◆ Required task ◆
Print all entries word for word.

## begin Material provided

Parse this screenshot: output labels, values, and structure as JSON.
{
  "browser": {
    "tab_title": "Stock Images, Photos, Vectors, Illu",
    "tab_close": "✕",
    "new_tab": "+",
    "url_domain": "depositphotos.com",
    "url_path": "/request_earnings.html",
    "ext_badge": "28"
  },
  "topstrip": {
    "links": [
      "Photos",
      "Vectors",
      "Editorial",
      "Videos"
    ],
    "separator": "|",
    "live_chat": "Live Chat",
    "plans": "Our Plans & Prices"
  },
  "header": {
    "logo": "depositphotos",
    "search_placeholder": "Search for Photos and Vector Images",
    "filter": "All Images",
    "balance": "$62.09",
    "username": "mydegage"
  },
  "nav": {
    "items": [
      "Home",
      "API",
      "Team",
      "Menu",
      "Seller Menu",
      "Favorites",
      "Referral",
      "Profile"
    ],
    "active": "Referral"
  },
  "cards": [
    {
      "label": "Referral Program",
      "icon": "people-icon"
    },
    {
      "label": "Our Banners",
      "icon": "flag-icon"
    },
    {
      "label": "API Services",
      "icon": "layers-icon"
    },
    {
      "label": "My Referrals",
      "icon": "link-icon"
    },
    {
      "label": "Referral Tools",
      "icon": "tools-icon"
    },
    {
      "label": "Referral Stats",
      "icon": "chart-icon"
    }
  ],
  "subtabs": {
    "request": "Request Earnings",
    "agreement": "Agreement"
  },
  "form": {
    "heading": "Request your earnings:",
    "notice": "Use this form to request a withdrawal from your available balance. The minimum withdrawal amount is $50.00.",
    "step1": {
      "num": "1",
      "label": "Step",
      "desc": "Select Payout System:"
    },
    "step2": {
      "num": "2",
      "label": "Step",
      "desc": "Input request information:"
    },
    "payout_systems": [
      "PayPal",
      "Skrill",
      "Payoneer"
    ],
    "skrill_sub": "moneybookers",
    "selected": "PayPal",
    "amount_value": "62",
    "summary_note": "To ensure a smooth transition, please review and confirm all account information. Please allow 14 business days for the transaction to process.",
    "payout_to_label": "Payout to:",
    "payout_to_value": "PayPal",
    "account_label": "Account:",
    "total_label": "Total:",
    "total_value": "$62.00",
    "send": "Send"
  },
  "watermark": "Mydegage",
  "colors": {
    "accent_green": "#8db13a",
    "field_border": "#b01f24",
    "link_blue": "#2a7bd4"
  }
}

## end Material provided

◆ Expected output ◆
Parse this screenshot: output labels, values, and structure as JSON.
{
  "browser": {
    "tab_title": "Stock Images, Photos, Vectors, Illu",
    "tab_close": "✕",
    "new_tab": "+",
    "url_domain": "depositphotos.com",
    "url_path": "/request_earnings.html",
    "ext_badge": "28"
  },
  "topstrip": {
    "links": [
      "Photos",
      "Vectors",
      "Editorial",
      "Videos"
    ],
    "separator": "|",
    "live_chat": "Live Chat",
    "plans": "Our Plans & Prices"
  },
  "header": {
    "logo": "depositphotos",
    "search_placeholder": "Search for Photos and Vector Images",
    "filter": "All Images",
    "balance": "$62.09",
    "username": "mydegage"
  },
  "nav": {
    "items": [
      "Home",
      "API",
      "Team",
      "Menu",
      "Seller Menu",
      "Favorites",
      "Referral",
      "Profile"
    ],
    "active": "Referral"
  },
  "cards": [
    {
      "label": "Referral Program",
      "icon": "people-icon"
    },
    {
      "label": "Our Banners",
      "icon": "flag-icon"
    },
    {
      "label": "API Services",
      "icon": "layers-icon"
    },
    {
      "label": "My Referrals",
      "icon": "link-icon"
    },
    {
      "label": "Referral Tools",
      "icon": "tools-icon"
    },
    {
      "label": "Referral Stats",
      "icon": "chart-icon"
    }
  ],
  "subtabs": {
    "request": "Request Earnings",
    "agreement": "Agreement"
  },
  "form": {
    "heading": "Request your earnings:",
    "notice": "Use this form to request a withdrawal from your available balance. The minimum withdrawal amount is $50.00.",
    "step1": {
      "num": "1",
      "label": "Step",
      "desc": "Select Payout System:"
    },
    "step2": {
      "num": "2",
      "label": "Step",
      "desc": "Input request information:"
    },
    "payout_systems": [
      "PayPal",
      "Skrill",
      "Payoneer"
    ],
    "skrill_sub": "moneybookers",
    "selected": "PayPal",
    "amount_value": "62",
    "summary_note": "To ensure a smooth transition, please review and confirm all account information. Please allow 14 business days for the transaction to process.",
    "payout_to_label": "Payout to:",
    "payout_to_value": "PayPal",
    "account_label": "Account:",
    "total_label": "Total:",
    "total_value": "$62.00",
    "send": "Send"
  },
  "watermark": "Mydegage",
  "colors": {
    "accent_green": "#8db13a",
    "field_border": "#b01f24",
    "link_blue": "#2a7bd4"
  }
}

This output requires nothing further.